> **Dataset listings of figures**
** begin **
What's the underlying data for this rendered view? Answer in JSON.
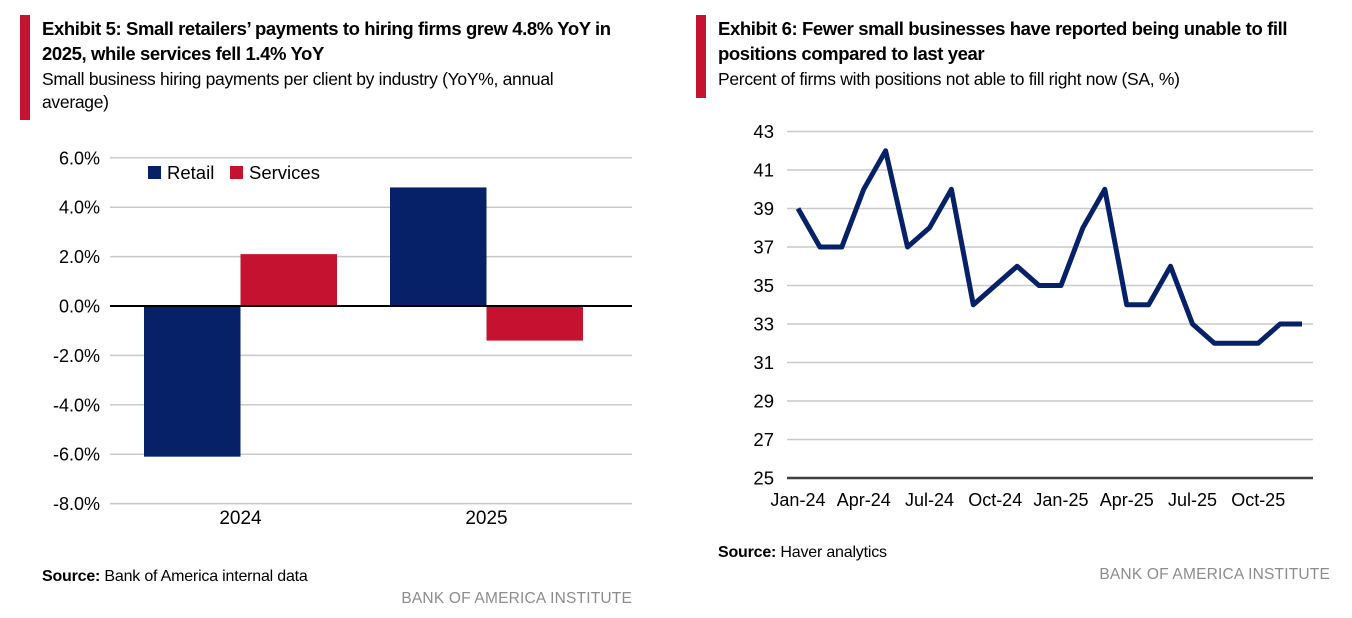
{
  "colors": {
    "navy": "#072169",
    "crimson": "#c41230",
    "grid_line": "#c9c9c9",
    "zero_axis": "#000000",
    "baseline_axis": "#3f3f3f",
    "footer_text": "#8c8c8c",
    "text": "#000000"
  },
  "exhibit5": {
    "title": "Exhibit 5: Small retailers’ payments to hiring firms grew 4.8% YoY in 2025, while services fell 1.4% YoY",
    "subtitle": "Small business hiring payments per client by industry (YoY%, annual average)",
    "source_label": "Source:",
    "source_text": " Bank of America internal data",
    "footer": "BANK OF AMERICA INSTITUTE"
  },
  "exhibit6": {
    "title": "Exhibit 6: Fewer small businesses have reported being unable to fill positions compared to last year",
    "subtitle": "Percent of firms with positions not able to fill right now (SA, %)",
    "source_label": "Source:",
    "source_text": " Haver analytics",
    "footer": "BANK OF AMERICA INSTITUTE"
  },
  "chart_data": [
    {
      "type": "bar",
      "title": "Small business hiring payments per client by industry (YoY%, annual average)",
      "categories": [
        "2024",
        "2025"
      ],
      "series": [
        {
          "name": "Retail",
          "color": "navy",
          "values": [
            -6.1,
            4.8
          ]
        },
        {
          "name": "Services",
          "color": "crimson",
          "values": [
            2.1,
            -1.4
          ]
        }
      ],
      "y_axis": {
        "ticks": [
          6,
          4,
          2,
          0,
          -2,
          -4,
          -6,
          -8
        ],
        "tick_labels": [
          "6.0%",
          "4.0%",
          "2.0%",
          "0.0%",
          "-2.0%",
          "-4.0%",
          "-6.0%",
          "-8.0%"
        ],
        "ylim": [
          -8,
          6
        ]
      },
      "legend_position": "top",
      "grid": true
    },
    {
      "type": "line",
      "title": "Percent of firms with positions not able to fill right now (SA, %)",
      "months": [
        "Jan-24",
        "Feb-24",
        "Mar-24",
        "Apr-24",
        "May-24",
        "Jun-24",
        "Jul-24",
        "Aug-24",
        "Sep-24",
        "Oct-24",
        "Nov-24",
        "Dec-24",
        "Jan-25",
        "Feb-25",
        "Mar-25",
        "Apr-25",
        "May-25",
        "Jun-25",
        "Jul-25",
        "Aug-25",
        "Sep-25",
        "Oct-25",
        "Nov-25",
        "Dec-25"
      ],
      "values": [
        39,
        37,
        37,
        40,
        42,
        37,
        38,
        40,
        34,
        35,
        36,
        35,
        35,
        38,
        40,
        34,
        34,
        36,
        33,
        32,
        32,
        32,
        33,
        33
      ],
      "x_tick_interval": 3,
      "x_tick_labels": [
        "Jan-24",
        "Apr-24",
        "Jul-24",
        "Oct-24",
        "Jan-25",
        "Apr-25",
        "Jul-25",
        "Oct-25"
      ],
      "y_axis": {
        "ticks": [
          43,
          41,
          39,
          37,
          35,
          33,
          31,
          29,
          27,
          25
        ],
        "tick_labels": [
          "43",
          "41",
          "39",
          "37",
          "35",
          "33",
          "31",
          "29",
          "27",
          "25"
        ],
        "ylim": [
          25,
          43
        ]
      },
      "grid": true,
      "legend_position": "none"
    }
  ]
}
** end **
Exclude the pictures and repeat every other part of the records word for word.

What's the underlying data for this rendered view? Answer in JSON.
{
  "colors": {
    "navy": "#072169",
    "crimson": "#c41230",
    "grid_line": "#c9c9c9",
    "zero_axis": "#000000",
    "baseline_axis": "#3f3f3f",
    "footer_text": "#8c8c8c",
    "text": "#000000"
  },
  "exhibit5": {
    "title": "Exhibit 5: Small retailers’ payments to hiring firms grew 4.8% YoY in 2025, while services fell 1.4% YoY",
    "subtitle": "Small business hiring payments per client by industry (YoY%, annual average)",
    "source_label": "Source:",
    "source_text": " Bank of America internal data",
    "footer": "BANK OF AMERICA INSTITUTE"
  },
  "exhibit6": {
    "title": "Exhibit 6: Fewer small businesses have reported being unable to fill positions compared to last year",
    "subtitle": "Percent of firms with positions not able to fill right now (SA, %)",
    "source_label": "Source:",
    "source_text": " Haver analytics",
    "footer": "BANK OF AMERICA INSTITUTE"
  },
  "chart_data": [
    {
      "type": "bar",
      "title": "Small business hiring payments per client by industry (YoY%, annual average)",
      "categories": [
        "2024",
        "2025"
      ],
      "series": [
        {
          "name": "Retail",
          "color": "navy",
          "values": [
            -6.1,
            4.8
          ]
        },
        {
          "name": "Services",
          "color": "crimson",
          "values": [
            2.1,
            -1.4
          ]
        }
      ],
      "y_axis": {
        "ticks": [
          6,
          4,
          2,
          0,
          -2,
          -4,
          -6,
          -8
        ],
        "tick_labels": [
          "6.0%",
          "4.0%",
          "2.0%",
          "0.0%",
          "-2.0%",
          "-4.0%",
          "-6.0%",
          "-8.0%"
        ],
        "ylim": [
          -8,
          6
        ]
      },
      "legend_position": "top",
      "grid": true
    },
    {
      "type": "line",
      "title": "Percent of firms with positions not able to fill right now (SA, %)",
      "months": [
        "Jan-24",
        "Feb-24",
        "Mar-24",
        "Apr-24",
        "May-24",
        "Jun-24",
        "Jul-24",
        "Aug-24",
        "Sep-24",
        "Oct-24",
        "Nov-24",
        "Dec-24",
        "Jan-25",
        "Feb-25",
        "Mar-25",
        "Apr-25",
        "May-25",
        "Jun-25",
        "Jul-25",
        "Aug-25",
        "Sep-25",
        "Oct-25",
        "Nov-25",
        "Dec-25"
      ],
      "values": [
        39,
        37,
        37,
        40,
        42,
        37,
        38,
        40,
        34,
        35,
        36,
        35,
        35,
        38,
        40,
        34,
        34,
        36,
        33,
        32,
        32,
        32,
        33,
        33
      ],
      "x_tick_interval": 3,
      "x_tick_labels": [
        "Jan-24",
        "Apr-24",
        "Jul-24",
        "Oct-24",
        "Jan-25",
        "Apr-25",
        "Jul-25",
        "Oct-25"
      ],
      "y_axis": {
        "ticks": [
          43,
          41,
          39,
          37,
          35,
          33,
          31,
          29,
          27,
          25
        ],
        "tick_labels": [
          "43",
          "41",
          "39",
          "37",
          "35",
          "33",
          "31",
          "29",
          "27",
          "25"
        ],
        "ylim": [
          25,
          43
        ]
      },
      "grid": true,
      "legend_position": "none"
    }
  ]
}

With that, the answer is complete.